PROBLEM DETAILS ▸
Filter the lines below, copying only those with the string "this".

Data records ▸
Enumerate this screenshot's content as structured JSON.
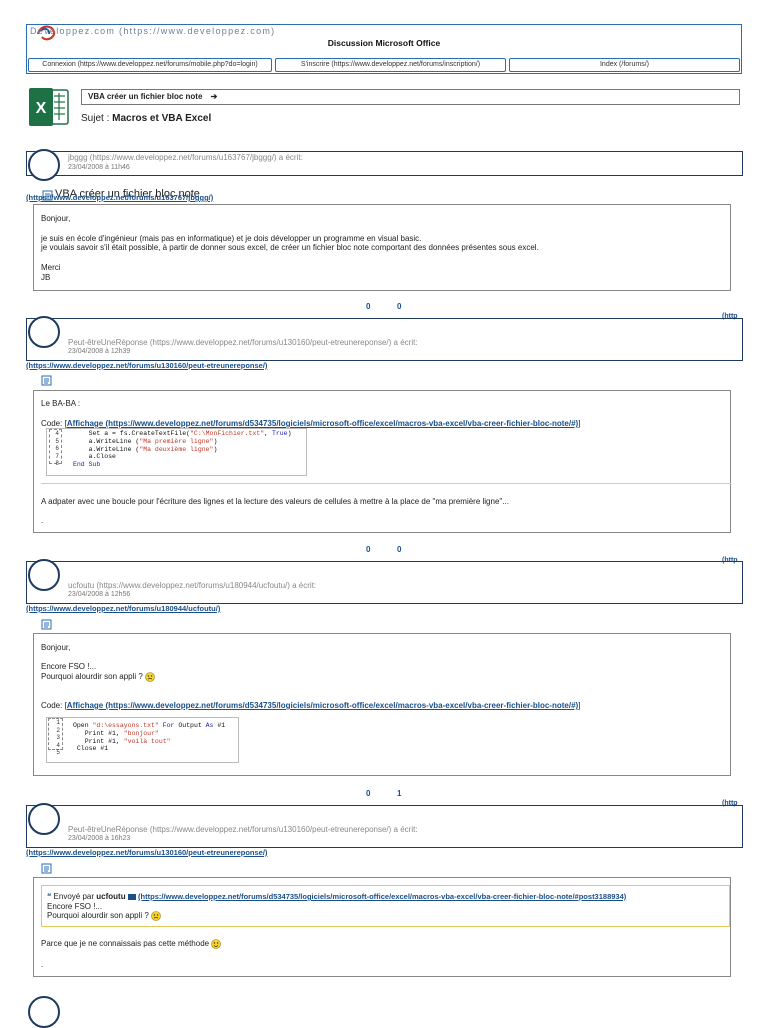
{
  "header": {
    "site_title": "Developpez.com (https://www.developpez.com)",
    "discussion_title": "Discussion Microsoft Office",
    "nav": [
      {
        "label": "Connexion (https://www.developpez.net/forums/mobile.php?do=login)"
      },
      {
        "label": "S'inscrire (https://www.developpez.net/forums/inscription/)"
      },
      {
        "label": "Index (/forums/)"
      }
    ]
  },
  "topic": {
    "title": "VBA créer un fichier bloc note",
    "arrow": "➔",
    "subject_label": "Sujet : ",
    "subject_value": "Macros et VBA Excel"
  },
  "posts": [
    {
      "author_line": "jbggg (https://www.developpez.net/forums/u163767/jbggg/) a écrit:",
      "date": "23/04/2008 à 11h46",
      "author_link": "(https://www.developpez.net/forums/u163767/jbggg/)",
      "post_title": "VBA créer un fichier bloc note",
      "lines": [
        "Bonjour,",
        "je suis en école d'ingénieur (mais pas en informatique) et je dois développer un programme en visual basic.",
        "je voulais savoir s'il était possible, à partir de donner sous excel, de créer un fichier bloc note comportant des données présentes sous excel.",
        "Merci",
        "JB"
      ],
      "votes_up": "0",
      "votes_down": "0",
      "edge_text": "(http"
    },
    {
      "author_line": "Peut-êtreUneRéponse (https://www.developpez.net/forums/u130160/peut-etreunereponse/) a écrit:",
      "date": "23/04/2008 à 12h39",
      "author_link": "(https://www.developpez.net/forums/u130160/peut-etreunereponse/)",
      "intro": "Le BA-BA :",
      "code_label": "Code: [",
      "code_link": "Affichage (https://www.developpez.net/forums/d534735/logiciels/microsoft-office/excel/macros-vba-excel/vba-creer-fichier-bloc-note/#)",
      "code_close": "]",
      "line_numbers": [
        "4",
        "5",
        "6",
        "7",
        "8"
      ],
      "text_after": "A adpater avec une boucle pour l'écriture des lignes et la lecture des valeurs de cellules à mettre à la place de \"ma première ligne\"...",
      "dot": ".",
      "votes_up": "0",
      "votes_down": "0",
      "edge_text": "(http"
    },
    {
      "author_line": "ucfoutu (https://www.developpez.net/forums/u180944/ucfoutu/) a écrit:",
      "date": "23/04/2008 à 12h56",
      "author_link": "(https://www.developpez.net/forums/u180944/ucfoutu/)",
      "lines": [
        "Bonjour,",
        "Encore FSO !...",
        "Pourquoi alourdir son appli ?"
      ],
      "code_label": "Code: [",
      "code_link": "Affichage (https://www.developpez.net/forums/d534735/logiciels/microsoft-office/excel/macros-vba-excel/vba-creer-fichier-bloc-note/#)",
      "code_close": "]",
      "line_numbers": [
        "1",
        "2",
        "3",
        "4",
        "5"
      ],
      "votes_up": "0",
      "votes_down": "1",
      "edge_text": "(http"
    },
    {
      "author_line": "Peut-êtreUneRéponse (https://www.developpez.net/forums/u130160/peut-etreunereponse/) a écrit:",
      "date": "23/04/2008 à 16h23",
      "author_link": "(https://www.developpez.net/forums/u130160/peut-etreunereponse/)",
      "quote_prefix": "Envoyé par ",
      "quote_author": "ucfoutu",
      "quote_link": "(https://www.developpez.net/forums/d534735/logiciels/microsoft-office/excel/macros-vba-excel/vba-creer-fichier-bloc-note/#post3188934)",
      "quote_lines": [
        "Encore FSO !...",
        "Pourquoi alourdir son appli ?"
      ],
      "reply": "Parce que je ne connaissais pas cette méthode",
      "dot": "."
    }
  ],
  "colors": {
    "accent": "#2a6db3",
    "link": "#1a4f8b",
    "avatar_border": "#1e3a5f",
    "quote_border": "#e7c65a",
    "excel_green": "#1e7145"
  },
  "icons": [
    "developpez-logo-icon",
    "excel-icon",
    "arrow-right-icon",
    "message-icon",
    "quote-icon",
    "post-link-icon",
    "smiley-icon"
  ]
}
* * *
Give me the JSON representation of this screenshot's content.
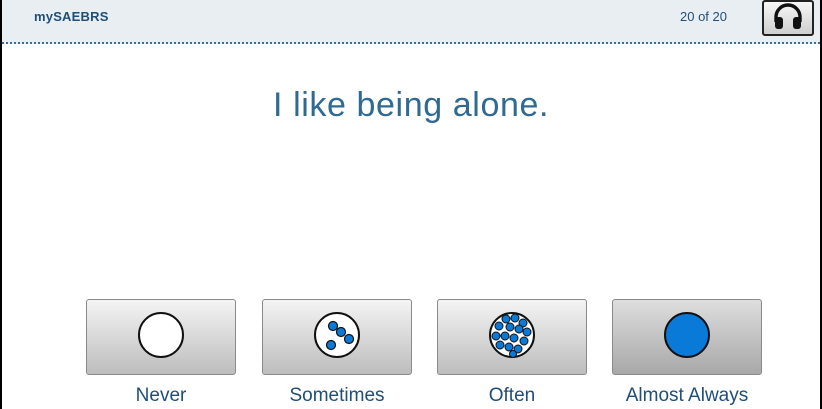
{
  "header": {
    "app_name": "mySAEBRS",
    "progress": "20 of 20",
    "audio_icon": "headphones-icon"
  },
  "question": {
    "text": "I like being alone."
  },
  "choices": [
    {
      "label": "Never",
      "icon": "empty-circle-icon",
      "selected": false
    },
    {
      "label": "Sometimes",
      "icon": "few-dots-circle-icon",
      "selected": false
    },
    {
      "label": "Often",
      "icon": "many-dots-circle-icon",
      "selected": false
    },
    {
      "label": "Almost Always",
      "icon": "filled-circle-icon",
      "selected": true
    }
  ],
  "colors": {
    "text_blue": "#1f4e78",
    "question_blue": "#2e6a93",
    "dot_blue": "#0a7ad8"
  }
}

RESULT ▸
Enumerate this screenshot's content as structured JSON.
Give me the JSON representation of this screenshot's content.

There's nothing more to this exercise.